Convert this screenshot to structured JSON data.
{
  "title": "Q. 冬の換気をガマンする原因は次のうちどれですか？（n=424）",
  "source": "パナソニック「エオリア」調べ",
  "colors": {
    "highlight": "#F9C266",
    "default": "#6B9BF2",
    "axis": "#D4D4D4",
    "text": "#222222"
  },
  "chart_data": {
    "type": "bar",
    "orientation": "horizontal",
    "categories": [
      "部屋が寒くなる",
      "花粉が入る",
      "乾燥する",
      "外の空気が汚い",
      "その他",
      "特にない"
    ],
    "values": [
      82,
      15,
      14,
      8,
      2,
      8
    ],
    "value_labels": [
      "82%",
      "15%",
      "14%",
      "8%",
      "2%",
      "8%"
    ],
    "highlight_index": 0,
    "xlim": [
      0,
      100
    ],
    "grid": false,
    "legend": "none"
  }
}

What you will do:
Give the material above again, word for word.

Final result:
Convert this screenshot to structured JSON data.
{
  "title": "Q. 冬の換気をガマンする原因は次のうちどれですか？（n=424）",
  "source": "パナソニック「エオリア」調べ",
  "colors": {
    "highlight": "#F9C266",
    "default": "#6B9BF2",
    "axis": "#D4D4D4",
    "text": "#222222"
  },
  "chart_data": {
    "type": "bar",
    "orientation": "horizontal",
    "categories": [
      "部屋が寒くなる",
      "花粉が入る",
      "乾燥する",
      "外の空気が汚い",
      "その他",
      "特にない"
    ],
    "values": [
      82,
      15,
      14,
      8,
      2,
      8
    ],
    "value_labels": [
      "82%",
      "15%",
      "14%",
      "8%",
      "2%",
      "8%"
    ],
    "highlight_index": 0,
    "xlim": [
      0,
      100
    ],
    "grid": false,
    "legend": "none"
  }
}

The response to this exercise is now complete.